___ GIVEN PASSAGE ___

The district court then addressed the specific claims raised by Dolton Electric. It rejected the suit on account stated and breach of contract claims, finding in favor of the Ichtertzes on those claims. The court found in Dolton Electric's favor on its unjust enrichment claim, finding that Dolton Electric met its burden to prove unjust enrichment regarding the reasonable value of the materials it used on the project, which the court determined to be $8,460.48. The court also considered Dolton Electric's request for labor of 170 hours totaling $14,450, a "truck and gas charge" of $350, and a credit card payment charge of $883.90. The court did not find Dolton Electric's assertions about total labor costs credible. However, as the materials that provided benefit to the Ichtertzes required some amount of labor to enable their use by the Ichtertzes, the court found it would be inequitable and unconscionable for the Ichtertzes to retain the benefit of the value of the work performed but refuse to compensate Dolton Electric. The court found a reasonable labor cost "based solely on the minimal evidence presented" to be 104 hours (13 days of 8 hours per day) at a rate of $50 per hour for a total labor cost of $5,200. The court found that Dolton Electric had not met its burden of proving unjust enrichment with respect to the "truck and gas" charge and the credit card payment fee. The court entered judgment on behalf of Dolton Electric against the Ichtertzes in the amount of $13,660.48 plus post-judgment interest at a rate of 7.494 percent, as well as costs.

___

■ YOUR TASKS:
**a.** Using the passage on Dolton Electric's claims, decide whether each statement agrees with it: (i) the court found for the Ichtertzes on the breach of contract claim; (ii) the court accepted Dolton Electric's figure of 170 labor hours; (iii) the court set the labor rate at $50 per hour. Give yes or no for each, with the deciding words quoted from the passage.
**b.** In the passage on Dolton Electric's claims, what rate of post-judgment interest did the court attach to the judgment?

___ ROWS ___

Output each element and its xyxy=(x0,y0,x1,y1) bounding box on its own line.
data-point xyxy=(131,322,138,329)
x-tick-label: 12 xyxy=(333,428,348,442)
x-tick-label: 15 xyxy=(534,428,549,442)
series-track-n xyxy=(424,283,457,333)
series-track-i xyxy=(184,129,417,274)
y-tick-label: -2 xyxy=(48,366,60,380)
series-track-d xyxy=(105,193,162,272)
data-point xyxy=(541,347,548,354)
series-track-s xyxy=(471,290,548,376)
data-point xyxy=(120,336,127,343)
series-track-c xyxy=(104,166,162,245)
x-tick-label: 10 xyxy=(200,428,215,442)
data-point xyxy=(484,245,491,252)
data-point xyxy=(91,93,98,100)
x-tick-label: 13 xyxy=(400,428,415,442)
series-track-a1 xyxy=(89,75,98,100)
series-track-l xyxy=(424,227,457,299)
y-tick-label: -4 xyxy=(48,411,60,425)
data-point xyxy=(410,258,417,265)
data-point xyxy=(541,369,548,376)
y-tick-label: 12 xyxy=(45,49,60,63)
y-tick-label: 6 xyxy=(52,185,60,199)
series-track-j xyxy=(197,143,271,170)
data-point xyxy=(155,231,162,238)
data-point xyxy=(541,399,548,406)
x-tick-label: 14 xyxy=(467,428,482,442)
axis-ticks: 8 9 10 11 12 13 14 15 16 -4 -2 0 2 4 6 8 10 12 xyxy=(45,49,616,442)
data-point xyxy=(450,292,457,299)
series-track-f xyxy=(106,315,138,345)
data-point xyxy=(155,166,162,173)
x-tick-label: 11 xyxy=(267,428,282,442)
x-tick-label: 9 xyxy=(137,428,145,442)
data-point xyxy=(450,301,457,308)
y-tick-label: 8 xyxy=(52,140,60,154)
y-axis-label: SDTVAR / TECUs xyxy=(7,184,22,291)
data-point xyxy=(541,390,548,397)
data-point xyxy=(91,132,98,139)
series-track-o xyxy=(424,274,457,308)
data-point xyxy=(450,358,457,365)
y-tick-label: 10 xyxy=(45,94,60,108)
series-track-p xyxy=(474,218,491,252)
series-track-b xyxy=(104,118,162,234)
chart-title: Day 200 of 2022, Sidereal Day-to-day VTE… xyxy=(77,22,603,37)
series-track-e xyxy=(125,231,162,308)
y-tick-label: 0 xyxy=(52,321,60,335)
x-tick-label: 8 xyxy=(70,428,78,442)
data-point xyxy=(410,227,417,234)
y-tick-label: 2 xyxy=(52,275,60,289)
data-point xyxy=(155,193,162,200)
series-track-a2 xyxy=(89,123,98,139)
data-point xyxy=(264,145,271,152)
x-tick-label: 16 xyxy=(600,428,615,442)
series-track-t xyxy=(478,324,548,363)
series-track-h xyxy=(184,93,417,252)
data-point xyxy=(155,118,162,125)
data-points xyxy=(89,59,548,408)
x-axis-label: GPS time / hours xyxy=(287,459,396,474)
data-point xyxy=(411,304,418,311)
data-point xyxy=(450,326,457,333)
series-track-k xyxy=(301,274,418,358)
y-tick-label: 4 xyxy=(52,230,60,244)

___

■ TASK RESULTS:
**a.**
(i) Yes: "It rejected the suit on account stated and breach of contract claims, finding in favor of the Ichtertzes on those claims."
(ii) No: "The court did not find Dolton Electric's assertions about total labor costs credible."
(iii) Yes: "at a rate of $50 per hour for a total labor cost of $5,200"

**b.** The post-judgment interest rate was 7.494 percent.